**Goal:**
Reproduce all lines of the listing below in which the word "stats" occurs.

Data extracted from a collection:
....

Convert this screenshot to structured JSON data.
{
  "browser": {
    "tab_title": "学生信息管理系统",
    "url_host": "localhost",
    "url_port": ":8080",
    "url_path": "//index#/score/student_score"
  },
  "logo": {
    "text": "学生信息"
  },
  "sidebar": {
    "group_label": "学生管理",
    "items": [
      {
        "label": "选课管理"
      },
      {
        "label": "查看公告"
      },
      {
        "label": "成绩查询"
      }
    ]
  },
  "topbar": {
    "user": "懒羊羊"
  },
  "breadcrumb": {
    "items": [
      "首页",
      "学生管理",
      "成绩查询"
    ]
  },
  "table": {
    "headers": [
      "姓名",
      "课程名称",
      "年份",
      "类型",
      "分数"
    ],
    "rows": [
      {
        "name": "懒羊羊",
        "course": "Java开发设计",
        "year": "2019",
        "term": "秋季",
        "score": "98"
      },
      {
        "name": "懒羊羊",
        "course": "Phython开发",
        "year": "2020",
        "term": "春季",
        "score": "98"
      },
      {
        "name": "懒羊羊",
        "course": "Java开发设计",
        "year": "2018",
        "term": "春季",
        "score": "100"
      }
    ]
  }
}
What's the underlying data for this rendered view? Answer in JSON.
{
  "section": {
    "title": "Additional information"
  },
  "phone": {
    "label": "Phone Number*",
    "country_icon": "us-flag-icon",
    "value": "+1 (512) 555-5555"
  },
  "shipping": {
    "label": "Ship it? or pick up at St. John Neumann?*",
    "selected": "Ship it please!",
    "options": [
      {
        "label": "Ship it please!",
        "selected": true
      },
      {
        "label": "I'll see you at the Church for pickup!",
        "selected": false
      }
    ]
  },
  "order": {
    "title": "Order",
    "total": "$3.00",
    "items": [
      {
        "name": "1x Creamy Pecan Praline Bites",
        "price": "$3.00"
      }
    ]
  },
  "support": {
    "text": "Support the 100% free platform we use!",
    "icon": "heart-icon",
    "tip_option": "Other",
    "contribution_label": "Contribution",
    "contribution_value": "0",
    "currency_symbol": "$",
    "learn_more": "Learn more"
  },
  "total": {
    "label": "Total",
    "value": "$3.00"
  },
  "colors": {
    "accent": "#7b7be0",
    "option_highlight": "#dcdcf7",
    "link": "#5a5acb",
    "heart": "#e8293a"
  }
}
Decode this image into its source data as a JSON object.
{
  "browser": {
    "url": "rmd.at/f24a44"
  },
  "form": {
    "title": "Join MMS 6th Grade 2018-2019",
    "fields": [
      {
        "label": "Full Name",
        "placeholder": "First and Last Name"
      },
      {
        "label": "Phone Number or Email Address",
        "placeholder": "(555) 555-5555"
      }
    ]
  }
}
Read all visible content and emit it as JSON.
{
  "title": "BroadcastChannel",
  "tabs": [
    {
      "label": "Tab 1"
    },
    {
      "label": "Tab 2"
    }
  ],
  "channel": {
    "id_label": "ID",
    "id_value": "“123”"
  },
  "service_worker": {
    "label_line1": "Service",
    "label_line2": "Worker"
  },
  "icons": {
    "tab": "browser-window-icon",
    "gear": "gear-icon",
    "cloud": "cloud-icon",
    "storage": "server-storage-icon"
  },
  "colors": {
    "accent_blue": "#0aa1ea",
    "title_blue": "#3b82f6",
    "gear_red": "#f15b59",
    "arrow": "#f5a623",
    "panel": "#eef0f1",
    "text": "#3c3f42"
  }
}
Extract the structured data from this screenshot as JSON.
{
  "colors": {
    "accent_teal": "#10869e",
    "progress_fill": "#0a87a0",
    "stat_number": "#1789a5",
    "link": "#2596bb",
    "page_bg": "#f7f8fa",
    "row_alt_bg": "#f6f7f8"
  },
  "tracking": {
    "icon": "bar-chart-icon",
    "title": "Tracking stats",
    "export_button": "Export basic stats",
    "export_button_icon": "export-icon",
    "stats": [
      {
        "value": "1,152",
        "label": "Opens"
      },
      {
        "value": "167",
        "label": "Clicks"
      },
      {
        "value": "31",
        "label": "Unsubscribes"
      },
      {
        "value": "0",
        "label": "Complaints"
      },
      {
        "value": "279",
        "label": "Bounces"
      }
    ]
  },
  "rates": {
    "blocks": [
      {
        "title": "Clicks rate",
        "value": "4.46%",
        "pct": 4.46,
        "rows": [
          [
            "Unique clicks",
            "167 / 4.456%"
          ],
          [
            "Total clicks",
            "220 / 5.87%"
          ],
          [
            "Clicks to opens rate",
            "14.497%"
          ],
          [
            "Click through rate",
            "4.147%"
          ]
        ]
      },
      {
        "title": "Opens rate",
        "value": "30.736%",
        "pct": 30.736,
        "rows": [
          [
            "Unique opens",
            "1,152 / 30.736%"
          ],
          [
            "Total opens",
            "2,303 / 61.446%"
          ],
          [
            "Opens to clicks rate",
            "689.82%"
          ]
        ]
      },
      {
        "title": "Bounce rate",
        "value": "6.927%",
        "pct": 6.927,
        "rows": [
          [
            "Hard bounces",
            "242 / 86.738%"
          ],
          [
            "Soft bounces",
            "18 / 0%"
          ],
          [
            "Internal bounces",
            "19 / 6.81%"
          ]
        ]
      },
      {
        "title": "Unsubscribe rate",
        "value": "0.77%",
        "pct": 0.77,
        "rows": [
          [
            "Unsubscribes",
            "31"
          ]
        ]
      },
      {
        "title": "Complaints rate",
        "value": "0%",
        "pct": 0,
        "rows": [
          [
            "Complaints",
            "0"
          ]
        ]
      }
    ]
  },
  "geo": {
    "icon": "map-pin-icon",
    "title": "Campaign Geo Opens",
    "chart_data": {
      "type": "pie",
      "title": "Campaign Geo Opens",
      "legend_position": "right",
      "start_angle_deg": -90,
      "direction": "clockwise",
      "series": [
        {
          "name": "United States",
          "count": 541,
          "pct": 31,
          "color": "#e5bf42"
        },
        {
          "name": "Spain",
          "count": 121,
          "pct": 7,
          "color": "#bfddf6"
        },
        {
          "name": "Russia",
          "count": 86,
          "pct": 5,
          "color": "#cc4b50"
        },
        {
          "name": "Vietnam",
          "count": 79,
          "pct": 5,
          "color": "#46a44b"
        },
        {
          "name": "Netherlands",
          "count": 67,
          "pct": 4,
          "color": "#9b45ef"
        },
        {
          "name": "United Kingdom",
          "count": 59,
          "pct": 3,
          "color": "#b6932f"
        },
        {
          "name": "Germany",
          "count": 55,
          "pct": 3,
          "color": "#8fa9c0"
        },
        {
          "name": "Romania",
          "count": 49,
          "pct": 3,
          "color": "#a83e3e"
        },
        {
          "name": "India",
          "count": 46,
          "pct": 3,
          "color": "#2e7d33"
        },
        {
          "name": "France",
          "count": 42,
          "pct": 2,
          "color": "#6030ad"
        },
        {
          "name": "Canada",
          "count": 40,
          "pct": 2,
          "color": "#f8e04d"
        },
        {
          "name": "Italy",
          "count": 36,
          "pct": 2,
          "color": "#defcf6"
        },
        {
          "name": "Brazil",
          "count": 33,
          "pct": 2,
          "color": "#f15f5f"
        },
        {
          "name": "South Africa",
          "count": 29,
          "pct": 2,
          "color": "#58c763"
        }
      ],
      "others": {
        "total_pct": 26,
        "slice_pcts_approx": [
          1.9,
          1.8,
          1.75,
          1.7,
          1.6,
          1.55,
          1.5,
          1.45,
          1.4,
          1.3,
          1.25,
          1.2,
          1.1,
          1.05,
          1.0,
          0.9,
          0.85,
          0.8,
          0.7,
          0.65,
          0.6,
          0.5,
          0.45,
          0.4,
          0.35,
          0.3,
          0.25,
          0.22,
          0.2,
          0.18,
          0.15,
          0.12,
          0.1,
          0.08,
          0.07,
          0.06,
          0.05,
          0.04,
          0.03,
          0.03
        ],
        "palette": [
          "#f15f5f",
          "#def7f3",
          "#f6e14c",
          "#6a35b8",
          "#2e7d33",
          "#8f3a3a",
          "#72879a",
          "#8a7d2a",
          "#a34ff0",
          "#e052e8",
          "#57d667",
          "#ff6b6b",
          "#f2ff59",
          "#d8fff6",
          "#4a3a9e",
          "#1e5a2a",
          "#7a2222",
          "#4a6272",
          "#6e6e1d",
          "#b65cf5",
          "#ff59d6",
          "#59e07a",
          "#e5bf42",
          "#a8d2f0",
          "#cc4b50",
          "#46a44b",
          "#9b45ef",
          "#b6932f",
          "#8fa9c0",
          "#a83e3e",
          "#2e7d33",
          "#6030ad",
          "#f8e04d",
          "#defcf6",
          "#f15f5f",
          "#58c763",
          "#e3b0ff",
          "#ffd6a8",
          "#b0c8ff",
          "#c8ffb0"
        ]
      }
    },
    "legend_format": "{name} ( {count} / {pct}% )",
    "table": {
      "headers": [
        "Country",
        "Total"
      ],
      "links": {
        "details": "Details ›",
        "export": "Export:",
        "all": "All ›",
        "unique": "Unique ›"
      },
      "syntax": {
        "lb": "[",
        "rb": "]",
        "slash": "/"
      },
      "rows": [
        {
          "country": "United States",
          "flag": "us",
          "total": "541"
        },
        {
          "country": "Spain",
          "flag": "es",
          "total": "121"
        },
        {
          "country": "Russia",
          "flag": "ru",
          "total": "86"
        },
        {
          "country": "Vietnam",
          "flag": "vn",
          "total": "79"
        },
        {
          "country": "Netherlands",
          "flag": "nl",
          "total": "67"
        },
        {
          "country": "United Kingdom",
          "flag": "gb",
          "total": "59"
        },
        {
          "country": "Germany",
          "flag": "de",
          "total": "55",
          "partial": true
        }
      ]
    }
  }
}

....

**Exercise response:**
    "title": "Tracking stats",
    "export_button": "Export basic stats",
    "stats": [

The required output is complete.